--- Data listing Enclosed Below ---
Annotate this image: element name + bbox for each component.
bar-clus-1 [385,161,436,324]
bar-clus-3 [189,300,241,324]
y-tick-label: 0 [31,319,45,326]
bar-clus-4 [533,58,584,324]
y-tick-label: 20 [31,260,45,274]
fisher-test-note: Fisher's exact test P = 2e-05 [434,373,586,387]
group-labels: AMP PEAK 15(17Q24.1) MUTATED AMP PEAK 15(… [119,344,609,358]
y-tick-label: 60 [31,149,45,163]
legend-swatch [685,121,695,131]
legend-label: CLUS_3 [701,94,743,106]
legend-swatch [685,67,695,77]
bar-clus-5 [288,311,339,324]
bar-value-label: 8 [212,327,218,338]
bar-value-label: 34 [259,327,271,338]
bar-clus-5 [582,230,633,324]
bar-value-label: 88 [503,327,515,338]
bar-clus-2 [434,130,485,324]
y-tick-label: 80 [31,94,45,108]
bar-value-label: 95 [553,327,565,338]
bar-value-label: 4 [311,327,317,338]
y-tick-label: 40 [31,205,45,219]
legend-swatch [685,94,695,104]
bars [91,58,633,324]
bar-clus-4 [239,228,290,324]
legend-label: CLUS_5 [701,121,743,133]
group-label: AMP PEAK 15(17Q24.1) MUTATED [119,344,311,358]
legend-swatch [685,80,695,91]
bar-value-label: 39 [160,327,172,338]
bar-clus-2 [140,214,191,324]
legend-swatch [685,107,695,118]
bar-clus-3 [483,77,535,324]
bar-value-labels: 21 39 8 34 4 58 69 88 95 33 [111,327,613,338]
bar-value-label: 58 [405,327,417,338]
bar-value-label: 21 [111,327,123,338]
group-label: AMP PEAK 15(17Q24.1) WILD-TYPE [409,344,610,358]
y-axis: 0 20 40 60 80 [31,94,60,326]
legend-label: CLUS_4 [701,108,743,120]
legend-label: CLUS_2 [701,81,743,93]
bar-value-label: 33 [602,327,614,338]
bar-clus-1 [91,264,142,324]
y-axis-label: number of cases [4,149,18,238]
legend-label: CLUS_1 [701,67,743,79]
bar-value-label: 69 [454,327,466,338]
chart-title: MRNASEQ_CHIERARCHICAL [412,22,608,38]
--- End of Enclosed Data listing ---
**Work to be completed:**
When a line of the data holds the string "PEAK", pick it out and copy it.

**Result of this task:**
group-labels: AMP PEAK 15(17Q24.1) MUTATED AMP PEAK 15(… [119,344,609,358]
group-label: AMP PEAK 15(17Q24.1) MUTATED [119,344,311,358]
group-label: AMP PEAK 15(17Q24.1) WILD-TYPE [409,344,610,358]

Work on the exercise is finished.